_Data shown_.
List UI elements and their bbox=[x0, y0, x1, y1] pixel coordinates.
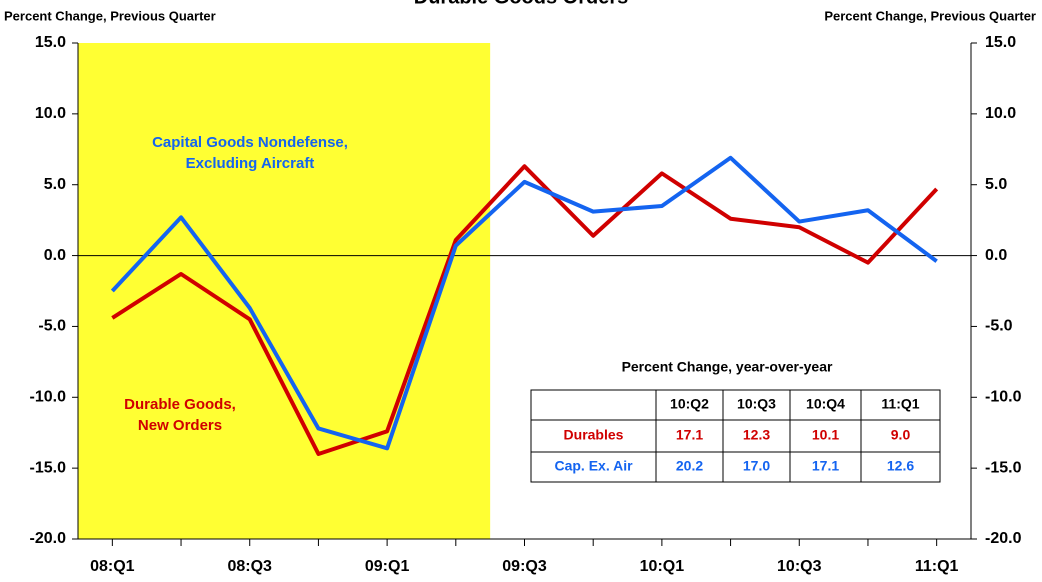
y-tick-label: -15.0 bbox=[30, 459, 67, 476]
table-header: 11:Q1 bbox=[881, 396, 919, 412]
x-tick-label: 10:Q1 bbox=[640, 558, 685, 575]
table-cell: 17.0 bbox=[743, 458, 770, 474]
table-border bbox=[530, 389, 941, 483]
y2-axis-label: Percent Change, Previous Quarter bbox=[824, 8, 1036, 23]
series-label: Durable Goods, bbox=[124, 396, 236, 413]
table-cell: 10.1 bbox=[812, 427, 839, 443]
chart-title: Durable Goods Orders bbox=[414, 0, 629, 8]
table-cell: 12.6 bbox=[887, 458, 914, 474]
y-tick-label: 5.0 bbox=[44, 176, 66, 193]
table-title: Percent Change, year-over-year bbox=[622, 359, 833, 375]
table-header: 10:Q2 bbox=[670, 396, 709, 412]
series-line bbox=[110, 155, 938, 451]
y2-tick-label: 10.0 bbox=[985, 105, 1016, 122]
shaded-period bbox=[78, 43, 491, 539]
x-tick-label: 08:Q3 bbox=[227, 558, 272, 575]
table-cell: 17.1 bbox=[676, 427, 703, 443]
series-label: Excluding Aircraft bbox=[186, 155, 315, 172]
x-tick-label: 10:Q3 bbox=[777, 558, 822, 575]
y-tick-label: 10.0 bbox=[35, 105, 66, 122]
table-row-label: Durables bbox=[564, 427, 624, 443]
x-tick-label: 09:Q1 bbox=[365, 558, 410, 575]
table-header: 10:Q4 bbox=[806, 396, 845, 412]
x-tick-label: 11:Q1 bbox=[915, 558, 959, 575]
x-tick-label: 08:Q1 bbox=[90, 558, 135, 575]
series-label: Capital Goods Nondefense, bbox=[152, 134, 348, 151]
y2-tick-label: 5.0 bbox=[985, 176, 1007, 193]
table-cell: 9.0 bbox=[891, 427, 911, 443]
table-cell: 20.2 bbox=[676, 458, 703, 474]
table-cell: 17.1 bbox=[812, 458, 839, 474]
y-tick-label: -20.0 bbox=[30, 530, 67, 547]
series-label: New Orders bbox=[138, 417, 222, 434]
table-header: 10:Q3 bbox=[737, 396, 776, 412]
y-tick-label: -10.0 bbox=[30, 389, 67, 406]
x-tick-label: 09:Q3 bbox=[502, 558, 547, 575]
table-row-label: Cap. Ex. Air bbox=[554, 458, 633, 474]
y-tick-label: 15.0 bbox=[35, 34, 66, 51]
y2-tick-label: -5.0 bbox=[985, 318, 1013, 335]
y2-tick-label: -10.0 bbox=[985, 389, 1022, 406]
y-tick-label: 0.0 bbox=[44, 247, 66, 264]
y2-tick-label: -15.0 bbox=[985, 459, 1022, 476]
y2-tick-label: -20.0 bbox=[985, 530, 1022, 547]
y2-tick-label: 0.0 bbox=[985, 247, 1007, 264]
y-axis-label: Percent Change, Previous Quarter bbox=[4, 8, 216, 23]
series-line bbox=[111, 164, 939, 456]
y-tick-label: -5.0 bbox=[38, 318, 66, 335]
y2-tick-label: 15.0 bbox=[985, 34, 1016, 51]
table-cell: 12.3 bbox=[743, 427, 770, 443]
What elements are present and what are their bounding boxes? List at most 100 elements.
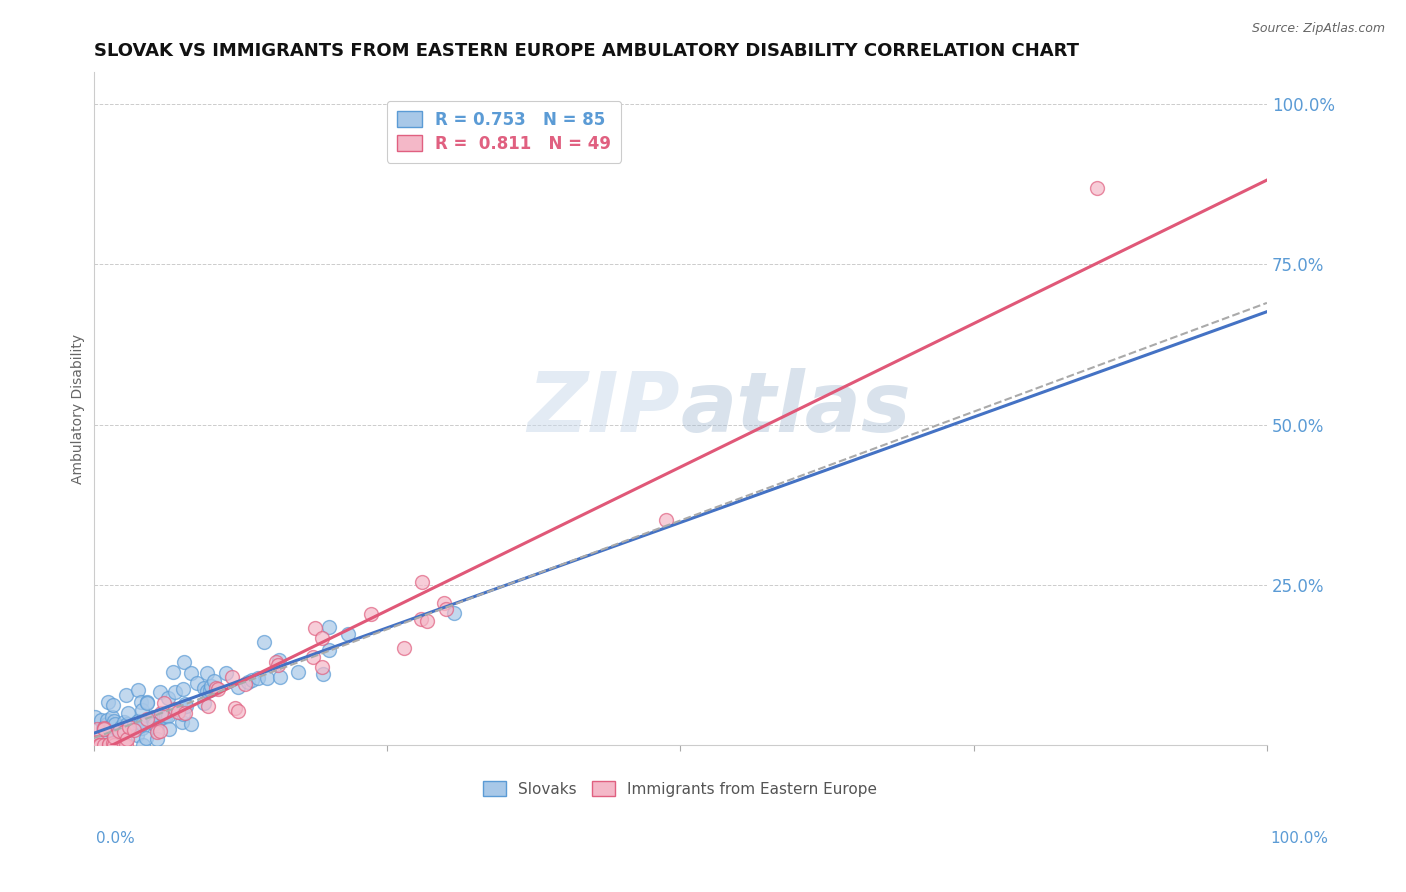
Legend: Slovaks, Immigrants from Eastern Europe: Slovaks, Immigrants from Eastern Europe [475, 773, 884, 805]
Point [136, 712, 159, 726]
Point [112, 714, 135, 729]
Point [129, 695, 152, 709]
Point [240, 673, 263, 688]
Point [107, 727, 129, 741]
Point [146, 724, 169, 739]
Point [247, 671, 270, 685]
Point [135, 731, 157, 745]
Point [226, 704, 249, 718]
Point [215, 666, 238, 681]
Point [90, 713, 112, 727]
Point [103, 730, 125, 744]
Text: atlas: atlas [681, 368, 911, 449]
Point [97, 738, 120, 752]
Point [193, 681, 215, 695]
Point [267, 658, 290, 673]
Point [264, 656, 287, 670]
Point [157, 709, 180, 723]
Point [83, 738, 105, 752]
Point [117, 706, 139, 720]
Point [127, 714, 149, 729]
Point [337, 627, 360, 641]
Y-axis label: Ambulatory Disability: Ambulatory Disability [72, 334, 86, 483]
Point [127, 683, 149, 698]
Point [131, 703, 153, 717]
Point [411, 574, 433, 589]
Point [112, 738, 135, 752]
Point [392, 640, 415, 655]
Point [233, 676, 256, 690]
Point [195, 665, 218, 680]
Point [112, 725, 135, 739]
Point [253, 635, 276, 649]
Point [149, 706, 172, 721]
Point [1085, 180, 1108, 194]
Point [96, 713, 118, 727]
Point [256, 671, 278, 685]
Point [96, 731, 118, 746]
Point [186, 676, 208, 690]
Point [301, 650, 323, 665]
Point [174, 698, 197, 713]
Point [125, 728, 148, 742]
Point [129, 715, 152, 730]
Point [107, 723, 129, 738]
Point [142, 709, 165, 723]
Point [165, 684, 187, 698]
Point [169, 701, 191, 715]
Point [146, 732, 169, 747]
Point [86, 738, 108, 752]
Text: Source: ZipAtlas.com: Source: ZipAtlas.com [1251, 22, 1385, 36]
Point [157, 691, 180, 706]
Point [115, 738, 138, 752]
Point [94, 722, 117, 736]
Point [172, 681, 194, 696]
Point [110, 720, 132, 734]
Point [269, 670, 291, 684]
Text: ZIP: ZIP [527, 368, 681, 449]
Point [221, 670, 243, 684]
Point [170, 714, 193, 729]
Point [103, 738, 125, 752]
Point [172, 706, 194, 721]
Point [155, 709, 177, 723]
Point [124, 716, 146, 731]
Point [180, 665, 202, 680]
Point [318, 620, 340, 634]
Point [142, 713, 165, 727]
Point [180, 717, 202, 731]
Point [318, 643, 340, 657]
Point [434, 601, 457, 615]
Text: 100.0%: 100.0% [1271, 831, 1329, 846]
Point [93, 738, 115, 752]
Point [655, 513, 678, 527]
Point [267, 652, 290, 666]
Point [162, 665, 184, 679]
Point [83, 736, 105, 750]
Point [197, 698, 219, 713]
Point [146, 722, 169, 736]
Point [416, 614, 439, 628]
Point [136, 696, 159, 710]
Point [100, 710, 122, 724]
Point [87, 738, 110, 752]
Point [103, 714, 125, 728]
Point [304, 621, 326, 635]
Point [97, 695, 120, 709]
Point [131, 721, 153, 735]
Point [89, 738, 111, 752]
Point [311, 631, 333, 645]
Point [409, 612, 432, 626]
Point [311, 660, 333, 674]
Point [224, 700, 246, 714]
Point [167, 705, 190, 719]
Point [97, 738, 120, 752]
Point [122, 723, 145, 737]
Point [163, 702, 186, 716]
Point [202, 673, 225, 688]
Point [103, 736, 125, 750]
Point [118, 720, 141, 734]
Point [200, 679, 222, 693]
Point [200, 683, 222, 698]
Point [174, 697, 197, 711]
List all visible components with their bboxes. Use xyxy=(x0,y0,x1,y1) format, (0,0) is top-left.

_Task statement_.
Rewrite all the items above with "series-name" in place of every "series-label", changing nothing else, and leave out the pictures.

_Task answer_.
List UI elements and their bbox=[x0, y0, x1, y1] pixel coordinates.
y-tick-label: -15.0 bbox=[30, 459, 67, 476]
table-header: 11:Q1 bbox=[881, 396, 919, 412]
x-tick-label: 10:Q1 bbox=[640, 558, 685, 575]
table-cell: 17.0 bbox=[743, 458, 770, 474]
table-border bbox=[530, 389, 941, 483]
y2-axis-label: Percent Change, Previous Quarter bbox=[824, 8, 1036, 23]
series-name: Durable Goods, bbox=[124, 396, 236, 413]
table-cell: 10.1 bbox=[812, 427, 839, 443]
chart-title: Durable Goods Orders bbox=[414, 0, 629, 8]
table-cell: 12.6 bbox=[887, 458, 914, 474]
y-tick-label: 5.0 bbox=[44, 176, 66, 193]
table-title: Percent Change, year-over-year bbox=[622, 359, 833, 375]
table-header: 10:Q2 bbox=[670, 396, 709, 412]
series-line bbox=[110, 155, 938, 451]
y2-tick-label: 10.0 bbox=[985, 105, 1016, 122]
shaded-period bbox=[78, 43, 491, 539]
x-tick-label: 08:Q3 bbox=[227, 558, 272, 575]
table-cell: 17.1 bbox=[676, 427, 703, 443]
series-name: Excluding Aircraft bbox=[186, 155, 315, 172]
x-tick-label: 10:Q3 bbox=[777, 558, 822, 575]
y-tick-label: 10.0 bbox=[35, 105, 66, 122]
table-row-label: Durables bbox=[564, 427, 624, 443]
x-tick-label: 09:Q1 bbox=[365, 558, 410, 575]
table-header: 10:Q4 bbox=[806, 396, 845, 412]
x-tick-label: 11:Q1 bbox=[915, 558, 959, 575]
x-tick-label: 08:Q1 bbox=[90, 558, 135, 575]
series-name: Capital Goods Nondefense, bbox=[152, 134, 348, 151]
y2-tick-label: 5.0 bbox=[985, 176, 1007, 193]
table-cell: 9.0 bbox=[891, 427, 911, 443]
table-cell: 20.2 bbox=[676, 458, 703, 474]
table-cell: 17.1 bbox=[812, 458, 839, 474]
y-tick-label: -20.0 bbox=[30, 530, 67, 547]
series-name: New Orders bbox=[138, 417, 222, 434]
table-header: 10:Q3 bbox=[737, 396, 776, 412]
y-tick-label: -10.0 bbox=[30, 389, 67, 406]
x-tick-label: 09:Q3 bbox=[502, 558, 547, 575]
table-row-label: Cap. Ex. Air bbox=[554, 458, 633, 474]
y-tick-label: 15.0 bbox=[35, 34, 66, 51]
y2-tick-label: -5.0 bbox=[985, 318, 1013, 335]
y2-tick-label: -10.0 bbox=[985, 389, 1022, 406]
y-tick-label: 0.0 bbox=[44, 247, 66, 264]
y2-tick-label: -15.0 bbox=[985, 459, 1022, 476]
y2-tick-label: -20.0 bbox=[985, 530, 1022, 547]
y2-tick-label: 0.0 bbox=[985, 247, 1007, 264]
y-axis-label: Percent Change, Previous Quarter bbox=[4, 8, 216, 23]
series-line bbox=[111, 164, 939, 456]
y-tick-label: -5.0 bbox=[38, 318, 66, 335]
y2-tick-label: 15.0 bbox=[985, 34, 1016, 51]
table-cell: 12.3 bbox=[743, 427, 770, 443]
What elements are present and what are their bounding boxes? List at most 100 elements.
Legend: Slovaks, Immigrants from Eastern Europe: Slovaks, Immigrants from Eastern Europe [475, 773, 884, 805]
Point [136, 712, 159, 726]
Point [112, 714, 135, 729]
Point [129, 695, 152, 709]
Point [240, 673, 263, 688]
Point [107, 727, 129, 741]
Point [146, 724, 169, 739]
Point [247, 671, 270, 685]
Point [135, 731, 157, 745]
Point [226, 704, 249, 718]
Point [215, 666, 238, 681]
Point [90, 713, 112, 727]
Point [103, 730, 125, 744]
Text: atlas: atlas [681, 368, 911, 449]
Point [97, 738, 120, 752]
Point [193, 681, 215, 695]
Point [267, 658, 290, 673]
Point [264, 656, 287, 670]
Point [157, 709, 180, 723]
Point [83, 738, 105, 752]
Point [117, 706, 139, 720]
Point [127, 714, 149, 729]
Point [337, 627, 360, 641]
Y-axis label: Ambulatory Disability: Ambulatory Disability [72, 334, 86, 483]
Point [127, 683, 149, 698]
Point [131, 703, 153, 717]
Point [411, 574, 433, 589]
Point [112, 738, 135, 752]
Point [392, 640, 415, 655]
Point [233, 676, 256, 690]
Point [195, 665, 218, 680]
Point [112, 725, 135, 739]
Point [253, 635, 276, 649]
Point [149, 706, 172, 721]
Point [1085, 180, 1108, 194]
Point [96, 713, 118, 727]
Point [256, 671, 278, 685]
Point [96, 731, 118, 746]
Point [186, 676, 208, 690]
Point [301, 650, 323, 665]
Point [174, 698, 197, 713]
Point [125, 728, 148, 742]
Point [129, 715, 152, 730]
Point [107, 723, 129, 738]
Point [142, 709, 165, 723]
Point [165, 684, 187, 698]
Point [169, 701, 191, 715]
Point [146, 732, 169, 747]
Point [86, 738, 108, 752]
Text: Source: ZipAtlas.com: Source: ZipAtlas.com [1251, 22, 1385, 36]
Point [157, 691, 180, 706]
Point [115, 738, 138, 752]
Point [94, 722, 117, 736]
Point [172, 681, 194, 696]
Point [110, 720, 132, 734]
Point [269, 670, 291, 684]
Text: ZIP: ZIP [527, 368, 681, 449]
Point [221, 670, 243, 684]
Point [170, 714, 193, 729]
Point [103, 738, 125, 752]
Point [172, 706, 194, 721]
Point [155, 709, 177, 723]
Point [124, 716, 146, 731]
Point [180, 665, 202, 680]
Point [318, 620, 340, 634]
Point [142, 713, 165, 727]
Point [180, 717, 202, 731]
Point [318, 643, 340, 657]
Point [434, 601, 457, 615]
Text: 100.0%: 100.0% [1271, 831, 1329, 846]
Point [93, 738, 115, 752]
Point [655, 513, 678, 527]
Point [267, 652, 290, 666]
Point [162, 665, 184, 679]
Point [83, 736, 105, 750]
Point [197, 698, 219, 713]
Point [146, 722, 169, 736]
Point [416, 614, 439, 628]
Point [136, 696, 159, 710]
Point [100, 710, 122, 724]
Point [87, 738, 110, 752]
Point [103, 714, 125, 728]
Point [304, 621, 326, 635]
Point [97, 695, 120, 709]
Point [131, 721, 153, 735]
Point [89, 738, 111, 752]
Point [311, 631, 333, 645]
Point [409, 612, 432, 626]
Point [311, 660, 333, 674]
Point [224, 700, 246, 714]
Point [167, 705, 190, 719]
Point [97, 738, 120, 752]
Point [122, 723, 145, 737]
Point [163, 702, 186, 716]
Point [202, 673, 225, 688]
Point [103, 736, 125, 750]
Point [118, 720, 141, 734]
Point [200, 679, 222, 693]
Point [200, 683, 222, 698]
Point [174, 697, 197, 711]
List all visible components with their bboxes. Use xyxy=(x0,y0,x1,y1) format, (0,0) is top-left.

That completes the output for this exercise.